> Problem to solve
Print the entire listing. Each line must match the original exactly.

Stored entries:
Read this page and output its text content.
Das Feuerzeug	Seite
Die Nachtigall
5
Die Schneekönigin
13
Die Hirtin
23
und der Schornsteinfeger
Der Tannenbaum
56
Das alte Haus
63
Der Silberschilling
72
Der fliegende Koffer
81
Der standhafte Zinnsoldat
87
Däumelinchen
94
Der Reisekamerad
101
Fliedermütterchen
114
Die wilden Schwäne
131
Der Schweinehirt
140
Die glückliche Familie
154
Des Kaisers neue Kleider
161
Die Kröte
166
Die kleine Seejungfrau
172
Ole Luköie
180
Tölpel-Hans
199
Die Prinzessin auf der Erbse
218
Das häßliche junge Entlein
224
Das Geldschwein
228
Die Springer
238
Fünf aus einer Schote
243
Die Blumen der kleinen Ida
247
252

> Expected output
Read this page and output its text content.
Das Feuerzeug	Seite
Die Nachtigall
5
Die Schneekönigin
13
Die Hirtin
23
und der Schornsteinfeger
Der Tannenbaum
56
Das alte Haus
63
Der Silberschilling
72
Der fliegende Koffer
81
Der standhafte Zinnsoldat
87
Däumelinchen
94
Der Reisekamerad
101
Fliedermütterchen
114
Die wilden Schwäne
131
Der Schweinehirt
140
Die glückliche Familie
154
Des Kaisers neue Kleider
161
Die Kröte
166
Die kleine Seejungfrau
172
Ole Luköie
180
Tölpel-Hans
199
Die Prinzessin auf der Erbse
218
Das häßliche junge Entlein
224
Das Geldschwein
228
Die Springer
238
Fünf aus einer Schote
243
Die Blumen der kleinen Ida
247
252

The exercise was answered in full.